### TASK INSTRUCTIONS
What is the number of lines that include the word "your"? Provide only that figure.

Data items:

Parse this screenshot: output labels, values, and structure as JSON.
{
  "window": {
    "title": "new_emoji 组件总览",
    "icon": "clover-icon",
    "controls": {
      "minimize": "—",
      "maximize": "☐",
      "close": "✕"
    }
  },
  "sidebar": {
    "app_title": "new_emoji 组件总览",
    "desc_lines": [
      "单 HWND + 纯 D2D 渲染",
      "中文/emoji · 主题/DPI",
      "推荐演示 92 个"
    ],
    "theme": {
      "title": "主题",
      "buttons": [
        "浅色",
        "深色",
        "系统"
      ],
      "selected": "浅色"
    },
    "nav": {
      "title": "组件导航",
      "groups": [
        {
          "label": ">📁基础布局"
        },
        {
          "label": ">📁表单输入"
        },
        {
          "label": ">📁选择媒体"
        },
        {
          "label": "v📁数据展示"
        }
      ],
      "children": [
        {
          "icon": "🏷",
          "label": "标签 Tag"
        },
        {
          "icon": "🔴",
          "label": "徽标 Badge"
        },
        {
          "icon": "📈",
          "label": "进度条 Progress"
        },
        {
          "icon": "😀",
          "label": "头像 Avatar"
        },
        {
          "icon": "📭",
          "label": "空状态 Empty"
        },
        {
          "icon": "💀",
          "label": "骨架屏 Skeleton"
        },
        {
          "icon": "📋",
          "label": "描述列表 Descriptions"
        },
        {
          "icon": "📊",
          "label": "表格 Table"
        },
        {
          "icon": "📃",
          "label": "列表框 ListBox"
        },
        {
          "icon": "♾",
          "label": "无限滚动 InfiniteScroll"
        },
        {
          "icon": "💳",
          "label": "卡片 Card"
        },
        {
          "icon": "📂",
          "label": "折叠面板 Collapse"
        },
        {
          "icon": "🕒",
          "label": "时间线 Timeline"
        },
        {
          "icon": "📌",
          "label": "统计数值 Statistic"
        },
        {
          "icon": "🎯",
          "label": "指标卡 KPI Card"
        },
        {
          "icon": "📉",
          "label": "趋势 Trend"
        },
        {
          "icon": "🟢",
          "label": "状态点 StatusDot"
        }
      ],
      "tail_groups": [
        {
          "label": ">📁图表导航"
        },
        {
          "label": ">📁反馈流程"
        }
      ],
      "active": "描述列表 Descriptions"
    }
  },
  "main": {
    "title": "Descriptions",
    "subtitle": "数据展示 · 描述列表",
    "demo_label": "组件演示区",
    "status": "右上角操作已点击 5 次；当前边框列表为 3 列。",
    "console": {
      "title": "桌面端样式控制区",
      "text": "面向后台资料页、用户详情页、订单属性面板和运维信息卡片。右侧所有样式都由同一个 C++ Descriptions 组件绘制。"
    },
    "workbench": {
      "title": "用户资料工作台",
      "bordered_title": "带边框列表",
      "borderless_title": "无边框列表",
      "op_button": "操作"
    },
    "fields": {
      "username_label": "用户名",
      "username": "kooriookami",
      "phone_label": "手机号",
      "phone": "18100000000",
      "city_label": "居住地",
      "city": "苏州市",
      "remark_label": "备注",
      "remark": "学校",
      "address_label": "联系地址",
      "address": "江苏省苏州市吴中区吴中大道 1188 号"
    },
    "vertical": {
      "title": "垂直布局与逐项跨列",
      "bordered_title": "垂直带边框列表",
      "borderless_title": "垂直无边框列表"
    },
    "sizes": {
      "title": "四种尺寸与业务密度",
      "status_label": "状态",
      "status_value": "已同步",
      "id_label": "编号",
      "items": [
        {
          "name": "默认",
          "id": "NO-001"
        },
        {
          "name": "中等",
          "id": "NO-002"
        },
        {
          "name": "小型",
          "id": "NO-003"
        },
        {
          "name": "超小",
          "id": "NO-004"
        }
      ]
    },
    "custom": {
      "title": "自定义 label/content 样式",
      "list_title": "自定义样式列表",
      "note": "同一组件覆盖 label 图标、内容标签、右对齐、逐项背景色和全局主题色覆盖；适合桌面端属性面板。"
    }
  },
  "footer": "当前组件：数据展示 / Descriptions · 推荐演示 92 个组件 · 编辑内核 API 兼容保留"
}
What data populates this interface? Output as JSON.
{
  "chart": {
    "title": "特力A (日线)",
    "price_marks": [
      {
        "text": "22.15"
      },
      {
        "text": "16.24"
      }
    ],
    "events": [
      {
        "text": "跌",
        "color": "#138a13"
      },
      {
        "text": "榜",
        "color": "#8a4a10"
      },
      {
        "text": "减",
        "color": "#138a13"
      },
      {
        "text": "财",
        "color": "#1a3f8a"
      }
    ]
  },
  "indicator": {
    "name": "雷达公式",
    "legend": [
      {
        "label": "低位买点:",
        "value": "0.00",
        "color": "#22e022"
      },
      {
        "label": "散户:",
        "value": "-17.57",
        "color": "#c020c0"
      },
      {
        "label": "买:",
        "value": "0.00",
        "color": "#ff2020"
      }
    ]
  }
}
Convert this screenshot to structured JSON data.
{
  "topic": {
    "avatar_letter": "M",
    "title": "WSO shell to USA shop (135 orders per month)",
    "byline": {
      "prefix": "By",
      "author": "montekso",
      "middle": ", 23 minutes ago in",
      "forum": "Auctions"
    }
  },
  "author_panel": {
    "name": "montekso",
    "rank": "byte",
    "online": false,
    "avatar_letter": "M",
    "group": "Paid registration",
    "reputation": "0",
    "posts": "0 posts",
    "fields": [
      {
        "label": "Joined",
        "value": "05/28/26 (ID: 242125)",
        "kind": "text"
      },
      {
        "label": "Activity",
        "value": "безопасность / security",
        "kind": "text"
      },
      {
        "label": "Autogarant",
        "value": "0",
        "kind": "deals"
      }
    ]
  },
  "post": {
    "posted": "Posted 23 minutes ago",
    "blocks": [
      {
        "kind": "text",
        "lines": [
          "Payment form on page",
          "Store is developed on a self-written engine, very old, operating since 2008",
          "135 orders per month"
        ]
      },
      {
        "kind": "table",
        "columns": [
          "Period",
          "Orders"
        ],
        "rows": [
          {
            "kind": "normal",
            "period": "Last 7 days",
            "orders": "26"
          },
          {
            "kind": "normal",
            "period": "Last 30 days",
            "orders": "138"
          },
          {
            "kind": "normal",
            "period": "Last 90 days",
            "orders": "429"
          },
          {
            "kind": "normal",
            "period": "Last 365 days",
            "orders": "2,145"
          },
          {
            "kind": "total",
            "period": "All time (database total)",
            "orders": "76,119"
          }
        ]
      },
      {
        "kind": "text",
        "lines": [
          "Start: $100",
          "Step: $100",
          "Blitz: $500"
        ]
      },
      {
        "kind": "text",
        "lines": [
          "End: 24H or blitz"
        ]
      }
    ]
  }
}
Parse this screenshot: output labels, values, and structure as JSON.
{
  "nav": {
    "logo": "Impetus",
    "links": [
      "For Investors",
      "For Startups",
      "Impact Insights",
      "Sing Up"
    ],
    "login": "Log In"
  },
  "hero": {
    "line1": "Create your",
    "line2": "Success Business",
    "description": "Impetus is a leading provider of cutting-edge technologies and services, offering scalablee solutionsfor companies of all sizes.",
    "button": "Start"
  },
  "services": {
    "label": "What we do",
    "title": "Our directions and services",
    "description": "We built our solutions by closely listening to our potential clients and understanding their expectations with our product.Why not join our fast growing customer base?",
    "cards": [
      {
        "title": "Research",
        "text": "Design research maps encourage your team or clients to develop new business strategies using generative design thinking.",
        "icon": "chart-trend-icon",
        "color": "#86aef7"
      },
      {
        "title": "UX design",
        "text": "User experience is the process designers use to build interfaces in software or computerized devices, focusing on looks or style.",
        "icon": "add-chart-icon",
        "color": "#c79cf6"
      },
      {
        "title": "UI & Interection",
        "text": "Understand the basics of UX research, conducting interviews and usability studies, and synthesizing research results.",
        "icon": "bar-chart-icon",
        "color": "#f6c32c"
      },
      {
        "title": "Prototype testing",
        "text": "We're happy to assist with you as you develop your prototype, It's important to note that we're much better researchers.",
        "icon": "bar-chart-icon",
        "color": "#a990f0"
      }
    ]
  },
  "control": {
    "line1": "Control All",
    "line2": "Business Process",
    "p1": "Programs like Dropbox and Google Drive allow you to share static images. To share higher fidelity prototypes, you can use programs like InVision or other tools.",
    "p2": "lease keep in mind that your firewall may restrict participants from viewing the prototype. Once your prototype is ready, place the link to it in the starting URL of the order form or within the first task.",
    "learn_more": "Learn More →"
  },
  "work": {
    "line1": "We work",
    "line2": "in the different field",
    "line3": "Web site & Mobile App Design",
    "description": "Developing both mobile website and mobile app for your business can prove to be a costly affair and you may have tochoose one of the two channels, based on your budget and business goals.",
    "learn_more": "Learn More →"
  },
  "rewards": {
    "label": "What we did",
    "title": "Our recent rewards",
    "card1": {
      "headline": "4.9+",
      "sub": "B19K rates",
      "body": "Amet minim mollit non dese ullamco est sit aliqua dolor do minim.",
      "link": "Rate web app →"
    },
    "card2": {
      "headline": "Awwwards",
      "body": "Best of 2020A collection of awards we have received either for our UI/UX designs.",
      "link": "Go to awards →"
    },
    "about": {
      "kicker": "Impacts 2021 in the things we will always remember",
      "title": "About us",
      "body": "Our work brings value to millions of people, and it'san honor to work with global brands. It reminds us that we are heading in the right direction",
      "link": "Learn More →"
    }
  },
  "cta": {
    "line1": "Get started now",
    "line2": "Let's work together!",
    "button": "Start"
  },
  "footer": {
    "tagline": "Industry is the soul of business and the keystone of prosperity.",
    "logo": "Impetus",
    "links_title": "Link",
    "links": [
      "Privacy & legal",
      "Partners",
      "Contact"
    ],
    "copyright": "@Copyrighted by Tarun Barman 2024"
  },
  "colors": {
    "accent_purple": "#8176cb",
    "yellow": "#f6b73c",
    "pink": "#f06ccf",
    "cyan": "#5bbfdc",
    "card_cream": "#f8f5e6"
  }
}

### CORRECT RESULT
5